**Stated exercise**
Drop the pictures, then extract the listing word for word.

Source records

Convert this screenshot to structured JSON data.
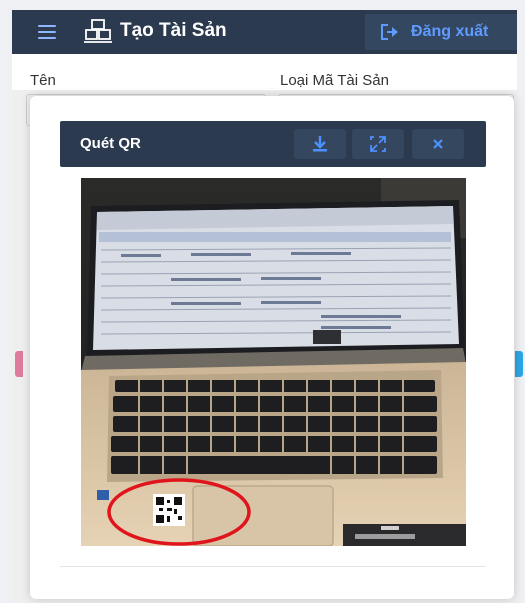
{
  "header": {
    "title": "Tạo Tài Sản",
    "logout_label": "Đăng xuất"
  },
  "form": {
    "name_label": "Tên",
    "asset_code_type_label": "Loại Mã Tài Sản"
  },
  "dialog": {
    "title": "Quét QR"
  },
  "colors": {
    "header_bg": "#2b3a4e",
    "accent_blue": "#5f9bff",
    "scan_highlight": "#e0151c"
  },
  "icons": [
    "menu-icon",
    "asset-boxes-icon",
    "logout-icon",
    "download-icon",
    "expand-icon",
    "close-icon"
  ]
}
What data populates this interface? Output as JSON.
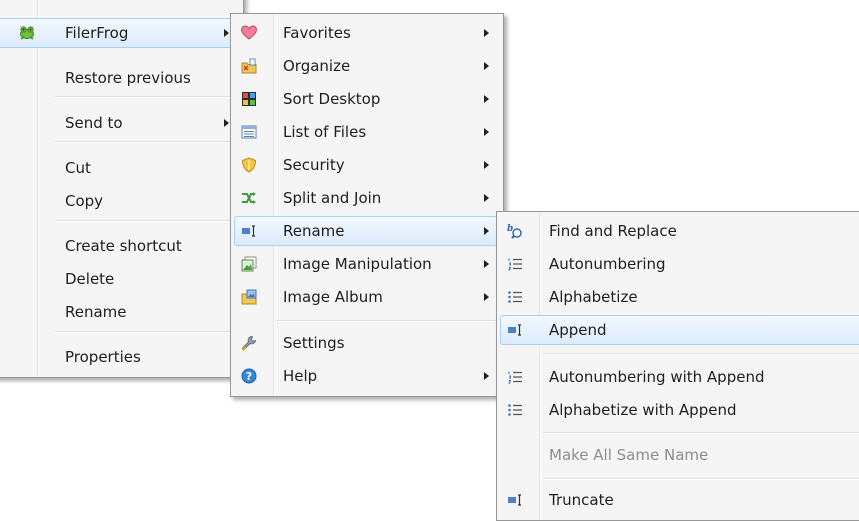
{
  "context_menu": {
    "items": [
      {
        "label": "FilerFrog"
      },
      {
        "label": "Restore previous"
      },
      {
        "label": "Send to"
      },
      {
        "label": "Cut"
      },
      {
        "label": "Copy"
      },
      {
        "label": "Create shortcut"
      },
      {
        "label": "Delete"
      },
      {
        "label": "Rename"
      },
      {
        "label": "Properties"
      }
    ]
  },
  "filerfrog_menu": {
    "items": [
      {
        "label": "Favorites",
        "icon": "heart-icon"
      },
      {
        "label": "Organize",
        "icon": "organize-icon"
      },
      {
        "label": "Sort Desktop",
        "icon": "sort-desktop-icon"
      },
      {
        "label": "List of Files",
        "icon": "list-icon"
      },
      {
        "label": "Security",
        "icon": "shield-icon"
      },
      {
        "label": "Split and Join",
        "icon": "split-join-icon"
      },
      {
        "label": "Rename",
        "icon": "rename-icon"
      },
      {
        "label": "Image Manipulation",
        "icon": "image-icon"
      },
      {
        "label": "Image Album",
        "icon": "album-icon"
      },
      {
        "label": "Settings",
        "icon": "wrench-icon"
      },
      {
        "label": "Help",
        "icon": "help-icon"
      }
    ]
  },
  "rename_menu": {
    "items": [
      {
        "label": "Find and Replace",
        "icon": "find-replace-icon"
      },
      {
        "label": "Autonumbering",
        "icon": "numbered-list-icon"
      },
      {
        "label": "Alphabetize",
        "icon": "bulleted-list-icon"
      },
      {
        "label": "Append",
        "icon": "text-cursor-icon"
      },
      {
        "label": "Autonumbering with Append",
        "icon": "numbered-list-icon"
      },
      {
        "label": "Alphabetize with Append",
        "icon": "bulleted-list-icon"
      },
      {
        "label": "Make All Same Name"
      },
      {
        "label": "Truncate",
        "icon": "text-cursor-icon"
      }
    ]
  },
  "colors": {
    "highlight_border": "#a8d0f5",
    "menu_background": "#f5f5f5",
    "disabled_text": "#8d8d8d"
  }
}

**Correct output**
Convert this screenshot to structured JSON data.
{
  "header": {
    "title": "Tạo Tài Sản",
    "logout_label": "Đăng xuất"
  },
  "form": {
    "name_label": "Tên",
    "asset_code_type_label": "Loại Mã Tài Sản"
  },
  "dialog": {
    "title": "Quét QR"
  },
  "colors": {
    "header_bg": "#2b3a4e",
    "accent_blue": "#5f9bff",
    "scan_highlight": "#e0151c"
  },
  "icons": [
    "menu-icon",
    "asset-boxes-icon",
    "logout-icon",
    "download-icon",
    "expand-icon",
    "close-icon"
  ]
}
What data populates this interface? Output as JSON.
{
  "context_menu": {
    "items": [
      {
        "label": "FilerFrog"
      },
      {
        "label": "Restore previous"
      },
      {
        "label": "Send to"
      },
      {
        "label": "Cut"
      },
      {
        "label": "Copy"
      },
      {
        "label": "Create shortcut"
      },
      {
        "label": "Delete"
      },
      {
        "label": "Rename"
      },
      {
        "label": "Properties"
      }
    ]
  },
  "filerfrog_menu": {
    "items": [
      {
        "label": "Favorites",
        "icon": "heart-icon"
      },
      {
        "label": "Organize",
        "icon": "organize-icon"
      },
      {
        "label": "Sort Desktop",
        "icon": "sort-desktop-icon"
      },
      {
        "label": "List of Files",
        "icon": "list-icon"
      },
      {
        "label": "Security",
        "icon": "shield-icon"
      },
      {
        "label": "Split and Join",
        "icon": "split-join-icon"
      },
      {
        "label": "Rename",
        "icon": "rename-icon"
      },
      {
        "label": "Image Manipulation",
        "icon": "image-icon"
      },
      {
        "label": "Image Album",
        "icon": "album-icon"
      },
      {
        "label": "Settings",
        "icon": "wrench-icon"
      },
      {
        "label": "Help",
        "icon": "help-icon"
      }
    ]
  },
  "rename_menu": {
    "items": [
      {
        "label": "Find and Replace",
        "icon": "find-replace-icon"
      },
      {
        "label": "Autonumbering",
        "icon": "numbered-list-icon"
      },
      {
        "label": "Alphabetize",
        "icon": "bulleted-list-icon"
      },
      {
        "label": "Append",
        "icon": "text-cursor-icon"
      },
      {
        "label": "Autonumbering with Append",
        "icon": "numbered-list-icon"
      },
      {
        "label": "Alphabetize with Append",
        "icon": "bulleted-list-icon"
      },
      {
        "label": "Make All Same Name"
      },
      {
        "label": "Truncate",
        "icon": "text-cursor-icon"
      }
    ]
  },
  "colors": {
    "highlight_border": "#a8d0f5",
    "menu_background": "#f5f5f5",
    "disabled_text": "#8d8d8d"
  }
}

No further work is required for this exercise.